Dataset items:
□ □ □ □
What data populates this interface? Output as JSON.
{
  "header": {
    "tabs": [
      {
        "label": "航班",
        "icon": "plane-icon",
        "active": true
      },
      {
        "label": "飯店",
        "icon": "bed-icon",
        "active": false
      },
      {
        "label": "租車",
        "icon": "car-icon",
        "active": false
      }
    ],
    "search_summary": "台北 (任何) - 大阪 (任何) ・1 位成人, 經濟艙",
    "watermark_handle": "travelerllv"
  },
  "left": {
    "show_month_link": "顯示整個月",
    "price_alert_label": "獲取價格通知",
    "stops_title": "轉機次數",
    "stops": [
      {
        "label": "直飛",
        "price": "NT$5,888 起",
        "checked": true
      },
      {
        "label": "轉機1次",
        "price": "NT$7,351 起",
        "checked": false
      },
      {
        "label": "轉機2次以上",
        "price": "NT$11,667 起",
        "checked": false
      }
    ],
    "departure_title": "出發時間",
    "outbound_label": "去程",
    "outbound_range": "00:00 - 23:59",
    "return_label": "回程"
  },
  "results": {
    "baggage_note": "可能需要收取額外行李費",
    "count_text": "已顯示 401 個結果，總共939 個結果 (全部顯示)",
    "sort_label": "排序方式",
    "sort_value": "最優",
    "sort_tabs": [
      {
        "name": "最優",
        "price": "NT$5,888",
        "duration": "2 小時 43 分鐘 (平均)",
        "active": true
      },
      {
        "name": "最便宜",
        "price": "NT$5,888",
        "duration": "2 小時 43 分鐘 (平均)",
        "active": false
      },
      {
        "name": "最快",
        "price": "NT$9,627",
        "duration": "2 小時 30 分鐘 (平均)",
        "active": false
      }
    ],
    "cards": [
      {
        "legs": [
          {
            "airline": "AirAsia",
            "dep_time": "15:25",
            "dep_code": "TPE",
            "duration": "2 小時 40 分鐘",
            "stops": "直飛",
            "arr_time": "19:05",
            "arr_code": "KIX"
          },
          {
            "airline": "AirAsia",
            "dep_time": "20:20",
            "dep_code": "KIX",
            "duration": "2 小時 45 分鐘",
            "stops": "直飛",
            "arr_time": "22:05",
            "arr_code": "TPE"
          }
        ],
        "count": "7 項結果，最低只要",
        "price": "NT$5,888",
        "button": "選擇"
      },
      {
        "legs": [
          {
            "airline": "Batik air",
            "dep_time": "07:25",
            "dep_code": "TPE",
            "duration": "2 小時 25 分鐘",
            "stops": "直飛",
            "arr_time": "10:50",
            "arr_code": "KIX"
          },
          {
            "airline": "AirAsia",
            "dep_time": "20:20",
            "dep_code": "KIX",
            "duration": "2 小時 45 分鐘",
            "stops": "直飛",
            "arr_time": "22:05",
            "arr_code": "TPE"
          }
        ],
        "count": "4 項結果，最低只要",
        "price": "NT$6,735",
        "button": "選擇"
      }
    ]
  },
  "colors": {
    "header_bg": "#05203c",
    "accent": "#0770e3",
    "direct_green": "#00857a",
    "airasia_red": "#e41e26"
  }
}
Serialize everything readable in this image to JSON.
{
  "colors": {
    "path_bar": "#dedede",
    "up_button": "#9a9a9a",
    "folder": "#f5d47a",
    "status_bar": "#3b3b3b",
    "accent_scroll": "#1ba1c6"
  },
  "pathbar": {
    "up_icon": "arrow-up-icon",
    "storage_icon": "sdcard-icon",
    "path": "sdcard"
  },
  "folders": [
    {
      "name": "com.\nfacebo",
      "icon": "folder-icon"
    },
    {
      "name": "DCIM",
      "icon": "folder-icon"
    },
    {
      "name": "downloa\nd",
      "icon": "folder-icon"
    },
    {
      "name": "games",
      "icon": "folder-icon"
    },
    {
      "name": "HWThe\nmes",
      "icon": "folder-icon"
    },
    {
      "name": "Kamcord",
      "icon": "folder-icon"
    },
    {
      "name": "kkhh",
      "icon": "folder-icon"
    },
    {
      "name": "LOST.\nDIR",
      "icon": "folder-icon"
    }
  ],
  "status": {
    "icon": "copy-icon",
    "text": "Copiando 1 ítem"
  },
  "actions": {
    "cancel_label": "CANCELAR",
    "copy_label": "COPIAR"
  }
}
□ □ □ □
Each line of the listing should be copied exactly.

What data populates this interface? Output as JSON.
{
  "header": {
    "tabs": [
      {
        "label": "航班",
        "icon": "plane-icon",
        "active": true
      },
      {
        "label": "飯店",
        "icon": "bed-icon",
        "active": false
      },
      {
        "label": "租車",
        "icon": "car-icon",
        "active": false
      }
    ],
    "search_summary": "台北 (任何) - 大阪 (任何) ・1 位成人, 經濟艙",
    "watermark_handle": "travelerllv"
  },
  "left": {
    "show_month_link": "顯示整個月",
    "price_alert_label": "獲取價格通知",
    "stops_title": "轉機次數",
    "stops": [
      {
        "label": "直飛",
        "price": "NT$5,888 起",
        "checked": true
      },
      {
        "label": "轉機1次",
        "price": "NT$7,351 起",
        "checked": false
      },
      {
        "label": "轉機2次以上",
        "price": "NT$11,667 起",
        "checked": false
      }
    ],
    "departure_title": "出發時間",
    "outbound_label": "去程",
    "outbound_range": "00:00 - 23:59",
    "return_label": "回程"
  },
  "results": {
    "baggage_note": "可能需要收取額外行李費",
    "count_text": "已顯示 401 個結果，總共939 個結果 (全部顯示)",
    "sort_label": "排序方式",
    "sort_value": "最優",
    "sort_tabs": [
      {
        "name": "最優",
        "price": "NT$5,888",
        "duration": "2 小時 43 分鐘 (平均)",
        "active": true
      },
      {
        "name": "最便宜",
        "price": "NT$5,888",
        "duration": "2 小時 43 分鐘 (平均)",
        "active": false
      },
      {
        "name": "最快",
        "price": "NT$9,627",
        "duration": "2 小時 30 分鐘 (平均)",
        "active": false
      }
    ],
    "cards": [
      {
        "legs": [
          {
            "airline": "AirAsia",
            "dep_time": "15:25",
            "dep_code": "TPE",
            "duration": "2 小時 40 分鐘",
            "stops": "直飛",
            "arr_time": "19:05",
            "arr_code": "KIX"
          },
          {
            "airline": "AirAsia",
            "dep_time": "20:20",
            "dep_code": "KIX",
            "duration": "2 小時 45 分鐘",
            "stops": "直飛",
            "arr_time": "22:05",
            "arr_code": "TPE"
          }
        ],
        "count": "7 項結果，最低只要",
        "price": "NT$5,888",
        "button": "選擇"
      },
      {
        "legs": [
          {
            "airline": "Batik air",
            "dep_time": "07:25",
            "dep_code": "TPE",
            "duration": "2 小時 25 分鐘",
            "stops": "直飛",
            "arr_time": "10:50",
            "arr_code": "KIX"
          },
          {
            "airline": "AirAsia",
            "dep_time": "20:20",
            "dep_code": "KIX",
            "duration": "2 小時 45 分鐘",
            "stops": "直飛",
            "arr_time": "22:05",
            "arr_code": "TPE"
          }
        ],
        "count": "4 項結果，最低只要",
        "price": "NT$6,735",
        "button": "選擇"
      }
    ]
  },
  "colors": {
    "header_bg": "#05203c",
    "accent": "#0770e3",
    "direct_green": "#00857a",
    "airasia_red": "#e41e26"
  }
}
Serialize everything readable in this image to JSON.
{
  "colors": {
    "path_bar": "#dedede",
    "up_button": "#9a9a9a",
    "folder": "#f5d47a",
    "status_bar": "#3b3b3b",
    "accent_scroll": "#1ba1c6"
  },
  "pathbar": {
    "up_icon": "arrow-up-icon",
    "storage_icon": "sdcard-icon",
    "path": "sdcard"
  },
  "folders": [
    {
      "name": "com.\nfacebo",
      "icon": "folder-icon"
    },
    {
      "name": "DCIM",
      "icon": "folder-icon"
    },
    {
      "name": "downloa\nd",
      "icon": "folder-icon"
    },
    {
      "name": "games",
      "icon": "folder-icon"
    },
    {
      "name": "HWThe\nmes",
      "icon": "folder-icon"
    },
    {
      "name": "Kamcord",
      "icon": "folder-icon"
    },
    {
      "name": "kkhh",
      "icon": "folder-icon"
    },
    {
      "name": "LOST.\nDIR",
      "icon": "folder-icon"
    }
  ],
  "status": {
    "icon": "copy-icon",
    "text": "Copiando 1 ítem"
  },
  "actions": {
    "cancel_label": "CANCELAR",
    "copy_label": "COPIAR"
  }
}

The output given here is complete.